**Goal:** Identify, in the records below, every line where the string "lockdown" appears, and copy each such line.

**Records shown:**
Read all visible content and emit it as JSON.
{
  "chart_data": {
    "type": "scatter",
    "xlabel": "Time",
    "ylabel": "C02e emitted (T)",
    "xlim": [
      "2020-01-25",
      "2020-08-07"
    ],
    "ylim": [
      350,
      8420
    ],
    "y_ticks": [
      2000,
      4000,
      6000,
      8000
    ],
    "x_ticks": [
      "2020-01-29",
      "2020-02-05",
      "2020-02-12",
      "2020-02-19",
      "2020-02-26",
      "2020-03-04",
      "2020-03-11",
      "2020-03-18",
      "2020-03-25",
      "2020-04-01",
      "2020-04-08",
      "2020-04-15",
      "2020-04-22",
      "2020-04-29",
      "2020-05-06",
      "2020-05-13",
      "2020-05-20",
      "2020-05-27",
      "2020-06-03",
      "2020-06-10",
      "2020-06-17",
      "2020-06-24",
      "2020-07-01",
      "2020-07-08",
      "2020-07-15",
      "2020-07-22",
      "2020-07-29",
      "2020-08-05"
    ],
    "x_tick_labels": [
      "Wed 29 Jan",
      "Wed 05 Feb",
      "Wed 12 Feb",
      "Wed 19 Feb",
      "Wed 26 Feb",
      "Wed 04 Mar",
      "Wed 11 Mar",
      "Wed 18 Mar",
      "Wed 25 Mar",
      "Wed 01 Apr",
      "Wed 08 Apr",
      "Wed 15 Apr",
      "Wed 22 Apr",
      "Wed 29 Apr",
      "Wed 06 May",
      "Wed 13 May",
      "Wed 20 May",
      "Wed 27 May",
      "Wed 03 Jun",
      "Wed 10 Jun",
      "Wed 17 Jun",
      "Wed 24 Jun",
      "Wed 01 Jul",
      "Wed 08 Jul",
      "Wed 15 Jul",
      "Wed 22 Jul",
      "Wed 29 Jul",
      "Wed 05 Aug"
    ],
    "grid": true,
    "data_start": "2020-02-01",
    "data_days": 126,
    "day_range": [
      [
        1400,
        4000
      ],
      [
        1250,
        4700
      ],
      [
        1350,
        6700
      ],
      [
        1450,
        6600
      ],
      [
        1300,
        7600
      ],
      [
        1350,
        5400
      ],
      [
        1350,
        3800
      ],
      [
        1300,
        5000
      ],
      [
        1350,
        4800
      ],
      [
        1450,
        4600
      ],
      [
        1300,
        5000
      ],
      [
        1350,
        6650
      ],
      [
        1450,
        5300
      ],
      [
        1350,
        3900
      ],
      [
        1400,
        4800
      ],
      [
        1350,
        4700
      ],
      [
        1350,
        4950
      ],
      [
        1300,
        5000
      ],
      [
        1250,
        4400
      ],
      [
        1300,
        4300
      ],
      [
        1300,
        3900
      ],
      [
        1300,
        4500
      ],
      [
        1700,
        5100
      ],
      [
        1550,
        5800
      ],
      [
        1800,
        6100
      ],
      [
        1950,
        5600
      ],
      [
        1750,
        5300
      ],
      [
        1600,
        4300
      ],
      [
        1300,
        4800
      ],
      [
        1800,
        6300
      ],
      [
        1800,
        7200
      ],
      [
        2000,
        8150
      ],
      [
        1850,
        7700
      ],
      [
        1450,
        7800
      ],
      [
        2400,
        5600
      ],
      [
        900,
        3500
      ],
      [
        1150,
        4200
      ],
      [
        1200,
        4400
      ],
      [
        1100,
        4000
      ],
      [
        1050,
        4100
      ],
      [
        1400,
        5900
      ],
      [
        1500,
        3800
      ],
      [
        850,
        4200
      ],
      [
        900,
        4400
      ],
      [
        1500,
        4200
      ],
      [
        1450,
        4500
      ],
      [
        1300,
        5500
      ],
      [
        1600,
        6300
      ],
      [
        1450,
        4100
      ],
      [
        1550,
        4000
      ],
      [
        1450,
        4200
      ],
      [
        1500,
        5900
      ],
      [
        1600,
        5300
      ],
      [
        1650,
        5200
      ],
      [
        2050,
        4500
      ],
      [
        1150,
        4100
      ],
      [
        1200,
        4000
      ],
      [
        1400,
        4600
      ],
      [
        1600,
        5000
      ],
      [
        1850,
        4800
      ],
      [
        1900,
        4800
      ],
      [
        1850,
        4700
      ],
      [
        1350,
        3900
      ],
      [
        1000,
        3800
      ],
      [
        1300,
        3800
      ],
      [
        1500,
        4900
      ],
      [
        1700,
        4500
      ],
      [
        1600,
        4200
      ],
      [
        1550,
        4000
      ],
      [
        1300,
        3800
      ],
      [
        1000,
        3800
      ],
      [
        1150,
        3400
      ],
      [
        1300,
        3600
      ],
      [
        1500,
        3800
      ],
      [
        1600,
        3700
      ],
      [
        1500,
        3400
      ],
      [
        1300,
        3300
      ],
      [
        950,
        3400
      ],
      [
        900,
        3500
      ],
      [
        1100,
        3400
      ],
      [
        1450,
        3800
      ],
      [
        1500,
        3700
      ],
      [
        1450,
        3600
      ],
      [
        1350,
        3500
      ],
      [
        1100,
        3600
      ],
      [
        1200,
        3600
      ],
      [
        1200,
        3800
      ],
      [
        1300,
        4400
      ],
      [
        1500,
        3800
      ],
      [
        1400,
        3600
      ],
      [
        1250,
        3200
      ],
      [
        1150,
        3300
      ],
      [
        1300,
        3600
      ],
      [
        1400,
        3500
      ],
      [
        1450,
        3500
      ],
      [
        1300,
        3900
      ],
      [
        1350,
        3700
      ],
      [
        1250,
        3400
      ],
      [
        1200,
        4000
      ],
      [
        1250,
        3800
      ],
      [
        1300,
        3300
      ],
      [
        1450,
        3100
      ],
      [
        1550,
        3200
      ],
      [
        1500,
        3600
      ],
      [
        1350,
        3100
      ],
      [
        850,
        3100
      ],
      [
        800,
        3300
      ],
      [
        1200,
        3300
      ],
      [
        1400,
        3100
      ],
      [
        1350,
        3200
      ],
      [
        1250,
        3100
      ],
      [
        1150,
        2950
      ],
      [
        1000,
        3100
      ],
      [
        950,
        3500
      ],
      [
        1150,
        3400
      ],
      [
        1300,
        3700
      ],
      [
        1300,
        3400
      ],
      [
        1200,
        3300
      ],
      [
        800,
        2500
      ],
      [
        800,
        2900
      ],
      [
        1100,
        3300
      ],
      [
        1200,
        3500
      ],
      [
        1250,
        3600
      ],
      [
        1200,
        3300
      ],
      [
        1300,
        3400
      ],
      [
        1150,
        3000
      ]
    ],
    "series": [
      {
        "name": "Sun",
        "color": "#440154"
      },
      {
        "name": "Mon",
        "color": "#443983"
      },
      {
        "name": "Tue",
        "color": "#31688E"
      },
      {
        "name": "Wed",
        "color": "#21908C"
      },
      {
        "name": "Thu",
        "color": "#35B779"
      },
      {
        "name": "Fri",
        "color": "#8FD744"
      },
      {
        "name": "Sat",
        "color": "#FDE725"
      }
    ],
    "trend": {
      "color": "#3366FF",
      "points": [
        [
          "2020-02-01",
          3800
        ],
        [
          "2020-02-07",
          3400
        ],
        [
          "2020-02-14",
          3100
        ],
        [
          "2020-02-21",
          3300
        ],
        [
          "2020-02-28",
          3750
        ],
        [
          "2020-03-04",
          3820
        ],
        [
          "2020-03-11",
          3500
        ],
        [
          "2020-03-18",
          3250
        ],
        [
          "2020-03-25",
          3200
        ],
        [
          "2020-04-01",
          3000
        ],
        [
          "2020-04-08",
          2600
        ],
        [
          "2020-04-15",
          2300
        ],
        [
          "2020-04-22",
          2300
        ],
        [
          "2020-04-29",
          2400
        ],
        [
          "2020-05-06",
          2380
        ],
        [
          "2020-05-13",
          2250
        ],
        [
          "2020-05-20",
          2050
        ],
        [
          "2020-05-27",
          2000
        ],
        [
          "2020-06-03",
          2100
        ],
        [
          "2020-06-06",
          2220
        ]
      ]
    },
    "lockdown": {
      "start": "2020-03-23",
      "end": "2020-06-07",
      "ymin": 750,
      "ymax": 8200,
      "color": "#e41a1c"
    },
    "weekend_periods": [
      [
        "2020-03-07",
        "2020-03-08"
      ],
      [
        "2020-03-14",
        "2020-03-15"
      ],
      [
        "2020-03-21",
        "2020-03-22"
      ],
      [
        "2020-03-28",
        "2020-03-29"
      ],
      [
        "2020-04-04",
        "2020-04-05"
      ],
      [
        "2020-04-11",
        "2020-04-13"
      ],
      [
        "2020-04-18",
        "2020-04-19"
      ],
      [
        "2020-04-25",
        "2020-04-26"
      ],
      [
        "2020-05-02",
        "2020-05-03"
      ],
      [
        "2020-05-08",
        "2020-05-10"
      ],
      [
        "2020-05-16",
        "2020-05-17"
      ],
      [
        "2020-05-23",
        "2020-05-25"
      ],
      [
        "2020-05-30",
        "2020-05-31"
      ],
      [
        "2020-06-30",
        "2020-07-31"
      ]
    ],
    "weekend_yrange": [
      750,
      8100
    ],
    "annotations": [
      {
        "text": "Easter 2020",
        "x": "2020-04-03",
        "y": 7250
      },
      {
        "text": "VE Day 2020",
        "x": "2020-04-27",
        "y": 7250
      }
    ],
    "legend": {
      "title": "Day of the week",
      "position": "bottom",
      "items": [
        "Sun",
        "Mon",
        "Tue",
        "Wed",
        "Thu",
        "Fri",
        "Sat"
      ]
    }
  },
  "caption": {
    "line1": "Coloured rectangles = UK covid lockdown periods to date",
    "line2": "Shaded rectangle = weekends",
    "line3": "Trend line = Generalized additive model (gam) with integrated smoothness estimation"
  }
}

**Final result:**
    "lockdown": {
    "line1": "Coloured rectangles = UK covid lockdown periods to date",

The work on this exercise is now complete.